Data for the task start

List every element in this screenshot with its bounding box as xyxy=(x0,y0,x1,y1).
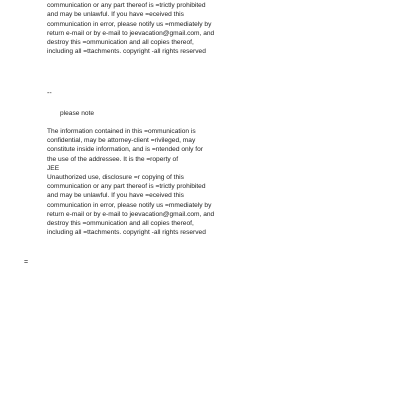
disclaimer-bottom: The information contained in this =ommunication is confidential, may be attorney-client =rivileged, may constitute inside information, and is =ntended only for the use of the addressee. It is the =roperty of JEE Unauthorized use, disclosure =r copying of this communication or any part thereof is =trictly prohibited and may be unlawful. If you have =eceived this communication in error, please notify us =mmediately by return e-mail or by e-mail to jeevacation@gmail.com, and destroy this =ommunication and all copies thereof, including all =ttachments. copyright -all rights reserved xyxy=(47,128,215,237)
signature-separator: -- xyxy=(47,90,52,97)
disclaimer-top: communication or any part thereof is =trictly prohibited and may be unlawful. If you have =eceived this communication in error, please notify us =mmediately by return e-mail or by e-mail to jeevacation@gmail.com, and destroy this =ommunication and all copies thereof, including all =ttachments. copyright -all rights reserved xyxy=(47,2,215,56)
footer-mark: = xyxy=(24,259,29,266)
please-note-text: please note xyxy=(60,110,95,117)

Data for the task end
Data for the task start

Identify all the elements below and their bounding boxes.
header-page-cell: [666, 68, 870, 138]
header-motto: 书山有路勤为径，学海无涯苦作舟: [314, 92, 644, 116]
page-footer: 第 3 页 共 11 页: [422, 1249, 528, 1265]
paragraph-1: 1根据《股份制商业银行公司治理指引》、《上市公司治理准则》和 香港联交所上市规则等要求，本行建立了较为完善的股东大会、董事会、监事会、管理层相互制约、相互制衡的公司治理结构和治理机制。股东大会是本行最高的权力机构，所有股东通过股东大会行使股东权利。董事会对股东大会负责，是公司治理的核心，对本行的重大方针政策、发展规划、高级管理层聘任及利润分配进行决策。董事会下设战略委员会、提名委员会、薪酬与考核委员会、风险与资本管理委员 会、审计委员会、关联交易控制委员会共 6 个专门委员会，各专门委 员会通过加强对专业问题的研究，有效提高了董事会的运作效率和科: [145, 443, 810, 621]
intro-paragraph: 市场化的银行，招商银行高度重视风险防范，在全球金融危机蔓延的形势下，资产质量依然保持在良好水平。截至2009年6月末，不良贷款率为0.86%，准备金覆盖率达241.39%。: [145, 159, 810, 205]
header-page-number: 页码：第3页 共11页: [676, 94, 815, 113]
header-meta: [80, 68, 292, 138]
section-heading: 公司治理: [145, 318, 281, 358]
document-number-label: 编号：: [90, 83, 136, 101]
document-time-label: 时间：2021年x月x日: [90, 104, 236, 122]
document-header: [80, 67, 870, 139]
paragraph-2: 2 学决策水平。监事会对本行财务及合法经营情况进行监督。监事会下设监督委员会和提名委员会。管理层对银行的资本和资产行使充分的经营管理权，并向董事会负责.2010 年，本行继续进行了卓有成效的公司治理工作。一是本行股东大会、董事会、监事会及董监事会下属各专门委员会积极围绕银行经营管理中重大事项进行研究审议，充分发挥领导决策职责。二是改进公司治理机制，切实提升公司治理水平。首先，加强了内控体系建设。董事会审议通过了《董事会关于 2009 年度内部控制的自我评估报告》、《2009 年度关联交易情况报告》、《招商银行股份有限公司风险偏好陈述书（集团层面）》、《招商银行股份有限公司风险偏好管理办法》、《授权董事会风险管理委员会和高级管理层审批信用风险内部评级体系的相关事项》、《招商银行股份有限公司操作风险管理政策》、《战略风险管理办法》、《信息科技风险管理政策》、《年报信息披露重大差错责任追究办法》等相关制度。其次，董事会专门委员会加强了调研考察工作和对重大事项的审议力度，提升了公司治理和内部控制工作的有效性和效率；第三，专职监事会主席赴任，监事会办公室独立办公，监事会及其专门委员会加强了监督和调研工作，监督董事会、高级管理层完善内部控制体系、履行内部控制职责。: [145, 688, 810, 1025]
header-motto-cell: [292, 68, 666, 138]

Data for the task end
Data for the task start

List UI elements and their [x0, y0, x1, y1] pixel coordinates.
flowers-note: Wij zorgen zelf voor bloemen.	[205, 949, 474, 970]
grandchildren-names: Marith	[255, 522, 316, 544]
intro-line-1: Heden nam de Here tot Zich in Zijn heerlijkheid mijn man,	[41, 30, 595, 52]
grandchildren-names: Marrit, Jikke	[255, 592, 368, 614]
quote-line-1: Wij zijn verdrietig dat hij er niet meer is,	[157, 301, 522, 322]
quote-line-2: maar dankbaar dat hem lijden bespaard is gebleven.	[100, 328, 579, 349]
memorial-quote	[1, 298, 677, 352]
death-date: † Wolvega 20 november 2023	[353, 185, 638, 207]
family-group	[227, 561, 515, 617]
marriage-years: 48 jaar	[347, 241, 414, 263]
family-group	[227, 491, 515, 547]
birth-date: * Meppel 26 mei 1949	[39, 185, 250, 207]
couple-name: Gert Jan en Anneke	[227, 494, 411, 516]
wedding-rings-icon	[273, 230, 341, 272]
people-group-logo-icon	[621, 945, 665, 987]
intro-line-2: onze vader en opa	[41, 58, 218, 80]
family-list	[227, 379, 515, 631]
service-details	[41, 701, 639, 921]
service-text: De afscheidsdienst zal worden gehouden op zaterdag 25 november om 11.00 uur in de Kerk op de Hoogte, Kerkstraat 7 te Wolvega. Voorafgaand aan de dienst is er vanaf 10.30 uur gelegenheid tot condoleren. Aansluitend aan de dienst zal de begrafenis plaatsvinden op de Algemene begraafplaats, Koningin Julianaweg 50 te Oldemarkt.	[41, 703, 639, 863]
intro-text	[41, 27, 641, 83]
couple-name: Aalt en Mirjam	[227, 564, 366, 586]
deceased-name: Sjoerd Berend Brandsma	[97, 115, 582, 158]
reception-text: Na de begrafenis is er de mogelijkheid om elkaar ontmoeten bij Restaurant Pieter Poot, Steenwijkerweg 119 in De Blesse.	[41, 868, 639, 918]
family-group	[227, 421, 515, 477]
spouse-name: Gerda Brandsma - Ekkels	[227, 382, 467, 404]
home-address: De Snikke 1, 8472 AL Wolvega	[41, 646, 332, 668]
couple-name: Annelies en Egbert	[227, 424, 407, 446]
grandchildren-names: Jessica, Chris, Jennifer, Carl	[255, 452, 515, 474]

Data for the task end

=== To do ===
Copy the data verbatim, from the line containing "List UI elements" through the line containing "couple-name: Gert Jan".

=== Result for this task ===
List UI elements and their [x0, y0, x1, y1] pixel coordinates.
flowers-note: Wij zorgen zelf voor bloemen.	[205, 949, 474, 970]
grandchildren-names: Marith	[255, 522, 316, 544]
intro-line-1: Heden nam de Here tot Zich in Zijn heerlijkheid mijn man,	[41, 30, 595, 52]
grandchildren-names: Marrit, Jikke	[255, 592, 368, 614]
quote-line-1: Wij zijn verdrietig dat hij er niet meer is,	[157, 301, 522, 322]
quote-line-2: maar dankbaar dat hem lijden bespaard is gebleven.	[100, 328, 579, 349]
memorial-quote	[1, 298, 677, 352]
death-date: † Wolvega 20 november 2023	[353, 185, 638, 207]
family-group	[227, 561, 515, 617]
marriage-years: 48 jaar	[347, 241, 414, 263]
family-group	[227, 491, 515, 547]
birth-date: * Meppel 26 mei 1949	[39, 185, 250, 207]
couple-name: Gert Jan en Anneke	[227, 494, 411, 516]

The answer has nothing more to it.